Dataset listings of figures
>>>

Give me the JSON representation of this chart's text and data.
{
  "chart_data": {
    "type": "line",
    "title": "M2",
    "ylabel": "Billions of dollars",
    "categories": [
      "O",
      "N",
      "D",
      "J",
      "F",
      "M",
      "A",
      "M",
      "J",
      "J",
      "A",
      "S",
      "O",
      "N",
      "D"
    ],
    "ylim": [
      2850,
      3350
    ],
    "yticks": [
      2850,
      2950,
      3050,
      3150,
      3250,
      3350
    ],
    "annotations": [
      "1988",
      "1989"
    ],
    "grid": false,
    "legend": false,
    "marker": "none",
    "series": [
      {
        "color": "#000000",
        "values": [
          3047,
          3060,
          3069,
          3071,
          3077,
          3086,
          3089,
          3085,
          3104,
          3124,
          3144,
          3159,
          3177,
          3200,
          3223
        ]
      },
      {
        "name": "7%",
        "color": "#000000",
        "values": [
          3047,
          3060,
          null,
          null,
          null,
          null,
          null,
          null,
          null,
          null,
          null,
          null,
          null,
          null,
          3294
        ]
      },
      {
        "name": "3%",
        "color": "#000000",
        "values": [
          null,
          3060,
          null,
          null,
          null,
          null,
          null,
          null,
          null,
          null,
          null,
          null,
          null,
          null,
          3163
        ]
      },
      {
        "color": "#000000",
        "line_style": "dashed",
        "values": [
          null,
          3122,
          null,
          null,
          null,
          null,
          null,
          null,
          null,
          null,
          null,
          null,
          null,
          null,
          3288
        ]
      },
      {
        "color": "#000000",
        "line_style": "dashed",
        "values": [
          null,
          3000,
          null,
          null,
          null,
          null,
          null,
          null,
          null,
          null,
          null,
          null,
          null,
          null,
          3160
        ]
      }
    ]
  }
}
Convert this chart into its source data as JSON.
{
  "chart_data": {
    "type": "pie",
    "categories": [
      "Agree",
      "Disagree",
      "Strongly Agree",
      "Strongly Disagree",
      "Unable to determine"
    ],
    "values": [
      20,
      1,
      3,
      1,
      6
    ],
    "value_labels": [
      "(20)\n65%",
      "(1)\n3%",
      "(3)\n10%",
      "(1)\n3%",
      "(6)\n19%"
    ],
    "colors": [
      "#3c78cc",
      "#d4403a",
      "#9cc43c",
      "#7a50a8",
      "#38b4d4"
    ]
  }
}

<<<

▶ The task: Repeat each of the entries above precisely as given.

▶ The reply:
Give me the JSON representation of this chart's text and data.
{
  "chart_data": {
    "type": "line",
    "title": "M2",
    "ylabel": "Billions of dollars",
    "categories": [
      "O",
      "N",
      "D",
      "J",
      "F",
      "M",
      "A",
      "M",
      "J",
      "J",
      "A",
      "S",
      "O",
      "N",
      "D"
    ],
    "ylim": [
      2850,
      3350
    ],
    "yticks": [
      2850,
      2950,
      3050,
      3150,
      3250,
      3350
    ],
    "annotations": [
      "1988",
      "1989"
    ],
    "grid": false,
    "legend": false,
    "marker": "none",
    "series": [
      {
        "color": "#000000",
        "values": [
          3047,
          3060,
          3069,
          3071,
          3077,
          3086,
          3089,
          3085,
          3104,
          3124,
          3144,
          3159,
          3177,
          3200,
          3223
        ]
      },
      {
        "name": "7%",
        "color": "#000000",
        "values": [
          3047,
          3060,
          null,
          null,
          null,
          null,
          null,
          null,
          null,
          null,
          null,
          null,
          null,
          null,
          3294
        ]
      },
      {
        "name": "3%",
        "color": "#000000",
        "values": [
          null,
          3060,
          null,
          null,
          null,
          null,
          null,
          null,
          null,
          null,
          null,
          null,
          null,
          null,
          3163
        ]
      },
      {
        "color": "#000000",
        "line_style": "dashed",
        "values": [
          null,
          3122,
          null,
          null,
          null,
          null,
          null,
          null,
          null,
          null,
          null,
          null,
          null,
          null,
          3288
        ]
      },
      {
        "color": "#000000",
        "line_style": "dashed",
        "values": [
          null,
          3000,
          null,
          null,
          null,
          null,
          null,
          null,
          null,
          null,
          null,
          null,
          null,
          null,
          3160
        ]
      }
    ]
  }
}
Convert this chart into its source data as JSON.
{
  "chart_data": {
    "type": "pie",
    "categories": [
      "Agree",
      "Disagree",
      "Strongly Agree",
      "Strongly Disagree",
      "Unable to determine"
    ],
    "values": [
      20,
      1,
      3,
      1,
      6
    ],
    "value_labels": [
      "(20)\n65%",
      "(1)\n3%",
      "(3)\n10%",
      "(1)\n3%",
      "(6)\n19%"
    ],
    "colors": [
      "#3c78cc",
      "#d4403a",
      "#9cc43c",
      "#7a50a8",
      "#38b4d4"
    ]
  }
}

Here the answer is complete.